PROBLEM TO WORK ON:
Take the line that contains "Convert this document image to plain text." as the first and the last line of the material as the final one; set down exactly the lines in that span.

GIVEN DATA:
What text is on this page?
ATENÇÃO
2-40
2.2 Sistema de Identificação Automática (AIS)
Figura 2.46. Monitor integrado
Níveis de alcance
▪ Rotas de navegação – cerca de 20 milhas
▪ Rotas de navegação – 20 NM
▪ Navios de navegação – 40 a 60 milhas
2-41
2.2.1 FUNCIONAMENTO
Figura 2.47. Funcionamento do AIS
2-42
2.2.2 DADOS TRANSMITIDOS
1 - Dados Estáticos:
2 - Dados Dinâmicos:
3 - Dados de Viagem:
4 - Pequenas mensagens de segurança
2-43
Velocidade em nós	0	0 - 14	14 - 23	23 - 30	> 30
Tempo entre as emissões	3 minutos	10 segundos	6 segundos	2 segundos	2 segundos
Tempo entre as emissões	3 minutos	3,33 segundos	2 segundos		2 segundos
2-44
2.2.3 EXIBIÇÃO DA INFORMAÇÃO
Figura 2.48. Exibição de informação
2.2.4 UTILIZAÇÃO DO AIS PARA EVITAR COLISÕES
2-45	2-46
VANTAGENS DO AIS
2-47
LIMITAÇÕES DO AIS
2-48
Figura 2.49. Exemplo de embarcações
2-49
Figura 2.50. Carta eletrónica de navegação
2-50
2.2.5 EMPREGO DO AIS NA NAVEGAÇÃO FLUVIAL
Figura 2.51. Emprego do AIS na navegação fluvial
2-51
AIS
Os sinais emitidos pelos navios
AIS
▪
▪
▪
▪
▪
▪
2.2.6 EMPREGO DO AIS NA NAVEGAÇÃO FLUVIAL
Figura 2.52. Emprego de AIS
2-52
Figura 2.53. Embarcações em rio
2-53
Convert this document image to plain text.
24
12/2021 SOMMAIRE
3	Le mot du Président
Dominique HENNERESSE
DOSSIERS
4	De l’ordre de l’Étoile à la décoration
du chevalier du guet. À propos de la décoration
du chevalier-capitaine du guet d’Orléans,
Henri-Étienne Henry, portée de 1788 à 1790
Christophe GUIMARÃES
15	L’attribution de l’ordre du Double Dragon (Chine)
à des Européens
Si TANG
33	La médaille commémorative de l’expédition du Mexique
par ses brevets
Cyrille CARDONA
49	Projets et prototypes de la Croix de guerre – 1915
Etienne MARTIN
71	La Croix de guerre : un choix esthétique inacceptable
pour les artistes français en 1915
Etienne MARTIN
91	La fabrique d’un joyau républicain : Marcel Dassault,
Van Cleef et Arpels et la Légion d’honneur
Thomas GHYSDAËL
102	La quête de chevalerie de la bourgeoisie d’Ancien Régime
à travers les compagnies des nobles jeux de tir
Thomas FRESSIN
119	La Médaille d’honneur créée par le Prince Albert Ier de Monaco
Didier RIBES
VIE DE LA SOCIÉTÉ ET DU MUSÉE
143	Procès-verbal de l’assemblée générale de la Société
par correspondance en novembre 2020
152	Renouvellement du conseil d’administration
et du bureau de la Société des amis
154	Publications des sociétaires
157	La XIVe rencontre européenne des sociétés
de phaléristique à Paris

SOLUTION BELOW:
Convert this document image to plain text.
24
12/2021 SOMMAIRE
3	Le mot du Président
Dominique HENNERESSE
DOSSIERS
4	De l’ordre de l’Étoile à la décoration
du chevalier du guet. À propos de la décoration
du chevalier-capitaine du guet d’Orléans,
Henri-Étienne Henry, portée de 1788 à 1790
Christophe GUIMARÃES
15	L’attribution de l’ordre du Double Dragon (Chine)
à des Européens
Si TANG
33	La médaille commémorative de l’expédition du Mexique
par ses brevets
Cyrille CARDONA
49	Projets et prototypes de la Croix de guerre – 1915
Etienne MARTIN
71	La Croix de guerre : un choix esthétique inacceptable
pour les artistes français en 1915
Etienne MARTIN
91	La fabrique d’un joyau républicain : Marcel Dassault,
Van Cleef et Arpels et la Légion d’honneur
Thomas GHYSDAËL
102	La quête de chevalerie de la bourgeoisie d’Ancien Régime
à travers les compagnies des nobles jeux de tir
Thomas FRESSIN
119	La Médaille d’honneur créée par le Prince Albert Ier de Monaco
Didier RIBES
VIE DE LA SOCIÉTÉ ET DU MUSÉE
143	Procès-verbal de l’assemblée générale de la Société
par correspondance en novembre 2020
152	Renouvellement du conseil d’administration
et du bureau de la Société des amis
154	Publications des sociétaires
157	La XIVe rencontre européenne des sociétés
de phaléristique à Paris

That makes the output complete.